Stored records
*-*-*

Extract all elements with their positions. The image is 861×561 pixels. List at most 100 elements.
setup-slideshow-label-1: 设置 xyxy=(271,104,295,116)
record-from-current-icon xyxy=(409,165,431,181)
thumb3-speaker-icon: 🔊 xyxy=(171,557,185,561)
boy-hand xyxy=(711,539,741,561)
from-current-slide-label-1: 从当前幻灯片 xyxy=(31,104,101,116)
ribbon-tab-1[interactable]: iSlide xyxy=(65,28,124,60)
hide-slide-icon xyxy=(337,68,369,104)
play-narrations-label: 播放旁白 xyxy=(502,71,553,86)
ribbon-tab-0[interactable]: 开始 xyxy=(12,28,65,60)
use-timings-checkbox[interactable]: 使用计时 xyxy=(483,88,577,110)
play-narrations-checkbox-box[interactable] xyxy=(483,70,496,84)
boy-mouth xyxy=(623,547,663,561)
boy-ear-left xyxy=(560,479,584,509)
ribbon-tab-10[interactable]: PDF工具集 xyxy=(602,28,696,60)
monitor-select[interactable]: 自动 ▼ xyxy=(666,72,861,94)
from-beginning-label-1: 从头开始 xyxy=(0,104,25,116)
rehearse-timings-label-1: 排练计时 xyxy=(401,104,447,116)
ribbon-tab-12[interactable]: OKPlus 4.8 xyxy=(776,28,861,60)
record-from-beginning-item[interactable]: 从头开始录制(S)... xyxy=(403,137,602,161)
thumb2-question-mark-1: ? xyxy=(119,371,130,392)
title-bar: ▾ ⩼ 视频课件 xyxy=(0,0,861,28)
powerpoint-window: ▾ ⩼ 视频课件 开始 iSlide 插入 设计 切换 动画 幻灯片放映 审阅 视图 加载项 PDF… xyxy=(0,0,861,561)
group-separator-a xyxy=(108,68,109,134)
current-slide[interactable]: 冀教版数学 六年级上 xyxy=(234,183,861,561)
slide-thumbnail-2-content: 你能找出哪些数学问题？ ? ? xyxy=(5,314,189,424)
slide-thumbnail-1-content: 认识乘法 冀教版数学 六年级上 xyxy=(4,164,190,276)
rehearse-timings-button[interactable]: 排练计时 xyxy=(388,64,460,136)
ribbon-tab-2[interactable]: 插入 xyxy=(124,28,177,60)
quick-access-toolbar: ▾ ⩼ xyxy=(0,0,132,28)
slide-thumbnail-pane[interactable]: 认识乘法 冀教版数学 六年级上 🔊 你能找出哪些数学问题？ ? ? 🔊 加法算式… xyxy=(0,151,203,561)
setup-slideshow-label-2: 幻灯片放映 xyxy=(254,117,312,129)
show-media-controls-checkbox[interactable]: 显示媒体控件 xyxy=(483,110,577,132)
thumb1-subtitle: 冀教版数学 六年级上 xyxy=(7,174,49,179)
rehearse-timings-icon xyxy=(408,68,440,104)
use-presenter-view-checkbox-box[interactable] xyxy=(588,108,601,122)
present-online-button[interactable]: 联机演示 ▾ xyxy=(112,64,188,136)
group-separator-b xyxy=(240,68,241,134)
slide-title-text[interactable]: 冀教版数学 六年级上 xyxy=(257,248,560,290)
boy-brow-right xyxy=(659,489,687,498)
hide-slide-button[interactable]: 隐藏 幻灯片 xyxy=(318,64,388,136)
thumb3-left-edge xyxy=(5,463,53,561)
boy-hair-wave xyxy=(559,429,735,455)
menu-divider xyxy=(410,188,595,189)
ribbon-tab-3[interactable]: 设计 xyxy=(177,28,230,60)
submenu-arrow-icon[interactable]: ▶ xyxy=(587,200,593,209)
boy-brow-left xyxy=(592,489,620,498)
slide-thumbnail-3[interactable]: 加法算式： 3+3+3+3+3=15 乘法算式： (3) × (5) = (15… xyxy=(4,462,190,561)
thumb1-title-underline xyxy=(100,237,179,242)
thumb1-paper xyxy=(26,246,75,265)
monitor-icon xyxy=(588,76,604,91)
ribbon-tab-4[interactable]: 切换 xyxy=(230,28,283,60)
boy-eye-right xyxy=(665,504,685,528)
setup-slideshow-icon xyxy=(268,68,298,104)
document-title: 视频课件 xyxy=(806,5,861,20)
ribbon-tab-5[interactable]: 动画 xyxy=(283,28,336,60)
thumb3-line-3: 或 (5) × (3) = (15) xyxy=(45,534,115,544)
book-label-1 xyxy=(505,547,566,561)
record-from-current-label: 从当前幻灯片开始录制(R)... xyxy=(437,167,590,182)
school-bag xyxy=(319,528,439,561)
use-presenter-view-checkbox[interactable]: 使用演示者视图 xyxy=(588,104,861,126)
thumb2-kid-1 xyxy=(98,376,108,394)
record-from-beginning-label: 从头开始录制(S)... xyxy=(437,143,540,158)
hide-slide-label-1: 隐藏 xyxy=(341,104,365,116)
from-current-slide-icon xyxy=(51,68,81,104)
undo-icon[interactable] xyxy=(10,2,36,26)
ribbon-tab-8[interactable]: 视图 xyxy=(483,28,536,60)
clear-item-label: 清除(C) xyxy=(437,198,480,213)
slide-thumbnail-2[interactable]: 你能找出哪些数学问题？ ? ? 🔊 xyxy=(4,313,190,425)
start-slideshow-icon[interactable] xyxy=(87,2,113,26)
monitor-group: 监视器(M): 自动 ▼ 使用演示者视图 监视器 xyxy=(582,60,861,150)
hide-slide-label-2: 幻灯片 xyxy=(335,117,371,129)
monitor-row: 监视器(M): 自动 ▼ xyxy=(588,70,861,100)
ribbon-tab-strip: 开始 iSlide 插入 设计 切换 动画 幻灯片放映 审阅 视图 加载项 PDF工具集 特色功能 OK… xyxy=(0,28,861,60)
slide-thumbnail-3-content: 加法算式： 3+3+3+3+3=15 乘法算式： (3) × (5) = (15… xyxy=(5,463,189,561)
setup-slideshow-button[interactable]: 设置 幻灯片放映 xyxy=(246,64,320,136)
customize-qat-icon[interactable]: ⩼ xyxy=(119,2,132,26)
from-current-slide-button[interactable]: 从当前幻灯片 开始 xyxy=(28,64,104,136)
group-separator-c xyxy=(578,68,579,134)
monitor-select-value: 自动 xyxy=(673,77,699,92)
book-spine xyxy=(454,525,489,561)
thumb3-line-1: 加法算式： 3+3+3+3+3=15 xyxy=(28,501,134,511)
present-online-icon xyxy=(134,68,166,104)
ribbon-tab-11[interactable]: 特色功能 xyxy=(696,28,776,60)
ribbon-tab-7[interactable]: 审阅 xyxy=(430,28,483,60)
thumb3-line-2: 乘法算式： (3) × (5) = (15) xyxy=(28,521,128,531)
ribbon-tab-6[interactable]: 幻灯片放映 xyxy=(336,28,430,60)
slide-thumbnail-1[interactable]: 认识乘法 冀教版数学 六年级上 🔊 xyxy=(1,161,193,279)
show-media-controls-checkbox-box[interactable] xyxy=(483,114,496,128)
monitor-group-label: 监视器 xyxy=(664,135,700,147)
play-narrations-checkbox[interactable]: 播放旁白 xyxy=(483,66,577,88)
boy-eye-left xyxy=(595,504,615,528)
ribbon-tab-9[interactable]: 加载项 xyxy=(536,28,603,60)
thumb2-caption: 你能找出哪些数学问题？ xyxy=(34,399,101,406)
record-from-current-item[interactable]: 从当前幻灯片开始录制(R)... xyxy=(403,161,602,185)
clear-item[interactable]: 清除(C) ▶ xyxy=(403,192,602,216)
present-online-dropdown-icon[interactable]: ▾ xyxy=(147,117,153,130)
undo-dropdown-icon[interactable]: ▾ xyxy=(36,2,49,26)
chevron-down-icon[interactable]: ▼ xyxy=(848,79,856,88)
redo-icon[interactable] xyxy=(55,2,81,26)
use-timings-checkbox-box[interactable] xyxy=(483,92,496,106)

*-*-*

Exercise goal: Rewrite everything from the start of the stored records down to the line containing "hide-slide-icon xyxy=(337,68,369,104)", replacing "elements" with "items" and keeping all else the same.

Solution for this exercise:
Extract all items with their positions. The image is 861×561 pixels. List at most 100 items.
setup-slideshow-label-1: 设置 xyxy=(271,104,295,116)
record-from-current-icon xyxy=(409,165,431,181)
thumb3-speaker-icon: 🔊 xyxy=(171,557,185,561)
boy-hand xyxy=(711,539,741,561)
from-current-slide-label-1: 从当前幻灯片 xyxy=(31,104,101,116)
ribbon-tab-1[interactable]: iSlide xyxy=(65,28,124,60)
hide-slide-icon xyxy=(337,68,369,104)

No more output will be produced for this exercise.